▶ _EXERCISE OBJECTIVE_
Repeat each record exactly as written, and drop any images.

= = =

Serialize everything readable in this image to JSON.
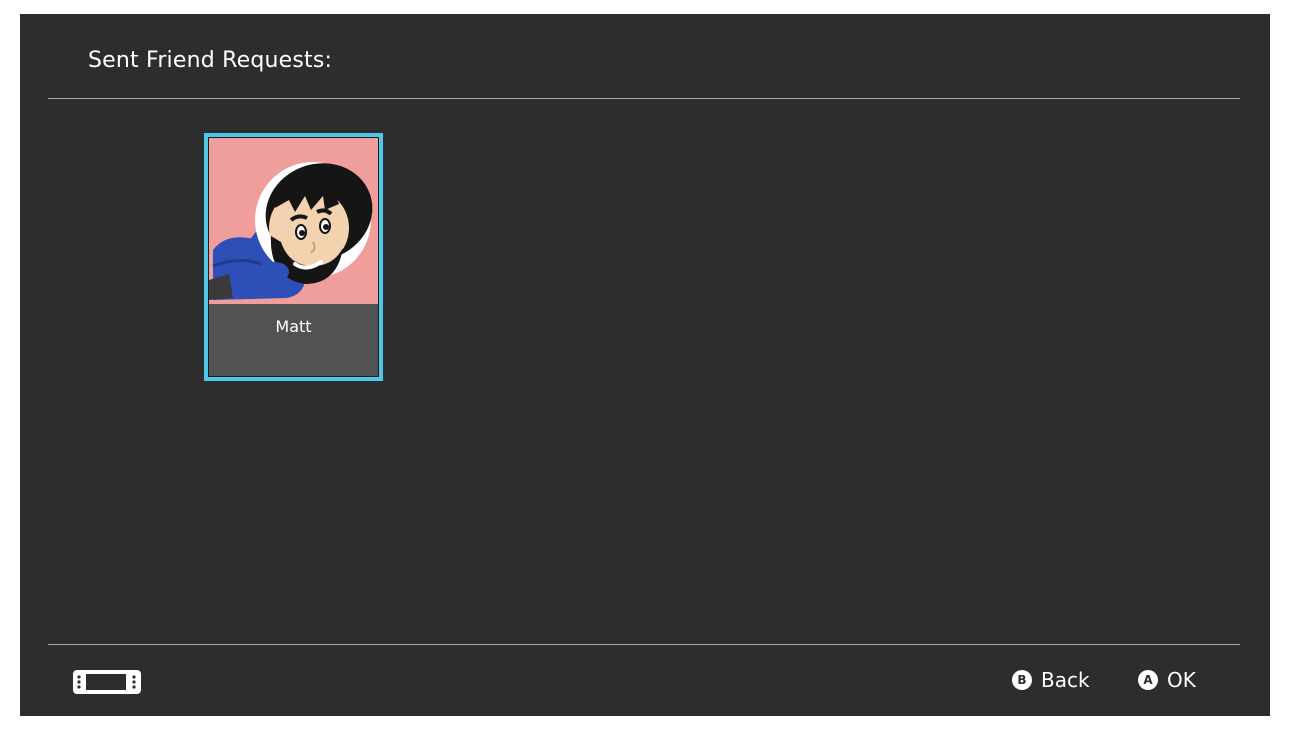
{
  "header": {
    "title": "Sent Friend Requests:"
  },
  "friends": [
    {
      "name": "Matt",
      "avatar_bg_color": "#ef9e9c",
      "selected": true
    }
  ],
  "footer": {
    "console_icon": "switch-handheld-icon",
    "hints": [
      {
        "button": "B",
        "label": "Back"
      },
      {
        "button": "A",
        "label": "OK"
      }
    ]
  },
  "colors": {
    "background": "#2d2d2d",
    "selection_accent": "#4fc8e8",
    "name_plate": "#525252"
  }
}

= = =

▶ _CORRECT RESULT_
Serialize everything readable in this image to JSON.
{
  "header": {
    "title": "Sent Friend Requests:"
  },
  "friends": [
    {
      "name": "Matt",
      "avatar_bg_color": "#ef9e9c",
      "selected": true
    }
  ],
  "footer": {
    "console_icon": "switch-handheld-icon",
    "hints": [
      {
        "button": "B",
        "label": "Back"
      },
      {
        "button": "A",
        "label": "OK"
      }
    ]
  },
  "colors": {
    "background": "#2d2d2d",
    "selection_accent": "#4fc8e8",
    "name_plate": "#525252"
  }
}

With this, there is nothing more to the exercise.